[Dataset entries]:
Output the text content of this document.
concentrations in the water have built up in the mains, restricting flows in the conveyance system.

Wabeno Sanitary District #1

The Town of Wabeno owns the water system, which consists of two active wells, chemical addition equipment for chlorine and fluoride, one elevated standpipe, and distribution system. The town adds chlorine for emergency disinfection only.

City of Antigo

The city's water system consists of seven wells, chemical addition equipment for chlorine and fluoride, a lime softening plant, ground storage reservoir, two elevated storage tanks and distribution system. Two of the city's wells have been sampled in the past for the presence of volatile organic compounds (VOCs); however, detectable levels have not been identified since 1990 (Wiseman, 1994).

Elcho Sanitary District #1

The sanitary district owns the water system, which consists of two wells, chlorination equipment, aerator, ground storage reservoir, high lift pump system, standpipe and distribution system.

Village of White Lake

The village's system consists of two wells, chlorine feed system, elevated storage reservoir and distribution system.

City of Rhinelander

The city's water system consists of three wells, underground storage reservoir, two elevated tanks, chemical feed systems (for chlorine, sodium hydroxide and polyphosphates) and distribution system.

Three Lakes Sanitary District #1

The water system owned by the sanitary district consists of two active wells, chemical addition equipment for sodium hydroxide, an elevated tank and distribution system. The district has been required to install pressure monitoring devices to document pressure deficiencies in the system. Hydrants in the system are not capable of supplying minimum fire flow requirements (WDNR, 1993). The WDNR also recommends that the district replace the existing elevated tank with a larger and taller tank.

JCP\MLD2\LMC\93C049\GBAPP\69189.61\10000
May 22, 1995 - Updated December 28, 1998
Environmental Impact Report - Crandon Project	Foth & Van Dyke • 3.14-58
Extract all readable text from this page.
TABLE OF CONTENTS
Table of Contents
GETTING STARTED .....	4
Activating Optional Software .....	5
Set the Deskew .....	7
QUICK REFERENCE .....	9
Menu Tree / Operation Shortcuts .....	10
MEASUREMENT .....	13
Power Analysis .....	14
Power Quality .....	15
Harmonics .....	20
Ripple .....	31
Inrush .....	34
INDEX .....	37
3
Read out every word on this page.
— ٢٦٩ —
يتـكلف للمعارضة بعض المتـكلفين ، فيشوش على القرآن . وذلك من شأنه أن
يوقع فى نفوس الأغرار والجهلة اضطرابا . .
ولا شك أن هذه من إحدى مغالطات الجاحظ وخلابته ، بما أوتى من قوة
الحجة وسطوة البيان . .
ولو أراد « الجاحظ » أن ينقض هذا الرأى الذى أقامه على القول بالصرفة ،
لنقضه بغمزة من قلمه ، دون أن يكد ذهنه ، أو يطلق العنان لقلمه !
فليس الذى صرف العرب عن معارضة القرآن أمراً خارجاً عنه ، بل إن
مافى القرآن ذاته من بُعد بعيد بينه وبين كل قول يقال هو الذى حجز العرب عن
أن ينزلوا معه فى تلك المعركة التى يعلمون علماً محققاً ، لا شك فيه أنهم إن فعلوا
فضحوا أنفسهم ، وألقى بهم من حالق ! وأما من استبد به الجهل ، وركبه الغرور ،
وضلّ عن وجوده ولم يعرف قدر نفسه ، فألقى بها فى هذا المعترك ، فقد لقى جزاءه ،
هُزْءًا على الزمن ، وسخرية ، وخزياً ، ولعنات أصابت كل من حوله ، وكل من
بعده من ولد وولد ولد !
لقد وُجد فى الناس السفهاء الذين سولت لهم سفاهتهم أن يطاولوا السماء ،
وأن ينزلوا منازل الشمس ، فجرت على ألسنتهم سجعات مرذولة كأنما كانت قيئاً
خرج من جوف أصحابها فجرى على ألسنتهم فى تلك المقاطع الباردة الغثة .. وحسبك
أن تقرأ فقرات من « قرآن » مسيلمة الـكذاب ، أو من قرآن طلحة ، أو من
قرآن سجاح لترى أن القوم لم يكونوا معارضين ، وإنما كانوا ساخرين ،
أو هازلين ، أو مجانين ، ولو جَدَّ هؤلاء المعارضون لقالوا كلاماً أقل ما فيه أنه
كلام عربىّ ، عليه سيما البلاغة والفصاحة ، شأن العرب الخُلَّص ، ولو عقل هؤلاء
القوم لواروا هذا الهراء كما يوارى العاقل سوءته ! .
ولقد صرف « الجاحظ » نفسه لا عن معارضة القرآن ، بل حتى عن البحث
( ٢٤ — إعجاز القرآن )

[Short task]: Retype every entry above, word for word.

[Written solution]:
Output the text content of this document.
concentrations in the water have built up in the mains, restricting flows in the conveyance system.

Wabeno Sanitary District #1

The Town of Wabeno owns the water system, which consists of two active wells, chemical addition equipment for chlorine and fluoride, one elevated standpipe, and distribution system. The town adds chlorine for emergency disinfection only.

City of Antigo

The city's water system consists of seven wells, chemical addition equipment for chlorine and fluoride, a lime softening plant, ground storage reservoir, two elevated storage tanks and distribution system. Two of the city's wells have been sampled in the past for the presence of volatile organic compounds (VOCs); however, detectable levels have not been identified since 1990 (Wiseman, 1994).

Elcho Sanitary District #1

The sanitary district owns the water system, which consists of two wells, chlorination equipment, aerator, ground storage reservoir, high lift pump system, standpipe and distribution system.

Village of White Lake

The village's system consists of two wells, chlorine feed system, elevated storage reservoir and distribution system.

City of Rhinelander

The city's water system consists of three wells, underground storage reservoir, two elevated tanks, chemical feed systems (for chlorine, sodium hydroxide and polyphosphates) and distribution system.

Three Lakes Sanitary District #1

The water system owned by the sanitary district consists of two active wells, chemical addition equipment for sodium hydroxide, an elevated tank and distribution system. The district has been required to install pressure monitoring devices to document pressure deficiencies in the system. Hydrants in the system are not capable of supplying minimum fire flow requirements (WDNR, 1993). The WDNR also recommends that the district replace the existing elevated tank with a larger and taller tank.

JCP\MLD2\LMC\93C049\GBAPP\69189.61\10000
May 22, 1995 - Updated December 28, 1998
Environmental Impact Report - Crandon Project	Foth & Van Dyke • 3.14-58
Extract all readable text from this page.
TABLE OF CONTENTS
Table of Contents
GETTING STARTED .....	4
Activating Optional Software .....	5
Set the Deskew .....	7
QUICK REFERENCE .....	9
Menu Tree / Operation Shortcuts .....	10
MEASUREMENT .....	13
Power Analysis .....	14
Power Quality .....	15
Harmonics .....	20
Ripple .....	31
Inrush .....	34
INDEX .....	37
3
Read out every word on this page.
— ٢٦٩ —
يتـكلف للمعارضة بعض المتـكلفين ، فيشوش على القرآن . وذلك من شأنه أن
يوقع فى نفوس الأغرار والجهلة اضطرابا . .
ولا شك أن هذه من إحدى مغالطات الجاحظ وخلابته ، بما أوتى من قوة
الحجة وسطوة البيان . .
ولو أراد « الجاحظ » أن ينقض هذا الرأى الذى أقامه على القول بالصرفة ،
لنقضه بغمزة من قلمه ، دون أن يكد ذهنه ، أو يطلق العنان لقلمه !
فليس الذى صرف العرب عن معارضة القرآن أمراً خارجاً عنه ، بل إن
مافى القرآن ذاته من بُعد بعيد بينه وبين كل قول يقال هو الذى حجز العرب عن
أن ينزلوا معه فى تلك المعركة التى يعلمون علماً محققاً ، لا شك فيه أنهم إن فعلوا
فضحوا أنفسهم ، وألقى بهم من حالق ! وأما من استبد به الجهل ، وركبه الغرور ،
وضلّ عن وجوده ولم يعرف قدر نفسه ، فألقى بها فى هذا المعترك ، فقد لقى جزاءه ،
هُزْءًا على الزمن ، وسخرية ، وخزياً ، ولعنات أصابت كل من حوله ، وكل من
بعده من ولد وولد ولد !
لقد وُجد فى الناس السفهاء الذين سولت لهم سفاهتهم أن يطاولوا السماء ،
وأن ينزلوا منازل الشمس ، فجرت على ألسنتهم سجعات مرذولة كأنما كانت قيئاً
خرج من جوف أصحابها فجرى على ألسنتهم فى تلك المقاطع الباردة الغثة .. وحسبك
أن تقرأ فقرات من « قرآن » مسيلمة الـكذاب ، أو من قرآن طلحة ، أو من
قرآن سجاح لترى أن القوم لم يكونوا معارضين ، وإنما كانوا ساخرين ،
أو هازلين ، أو مجانين ، ولو جَدَّ هؤلاء المعارضون لقالوا كلاماً أقل ما فيه أنه
كلام عربىّ ، عليه سيما البلاغة والفصاحة ، شأن العرب الخُلَّص ، ولو عقل هؤلاء
القوم لواروا هذا الهراء كما يوارى العاقل سوءته ! .
ولقد صرف « الجاحظ » نفسه لا عن معارضة القرآن ، بل حتى عن البحث
( ٢٤ — إعجاز القرآن )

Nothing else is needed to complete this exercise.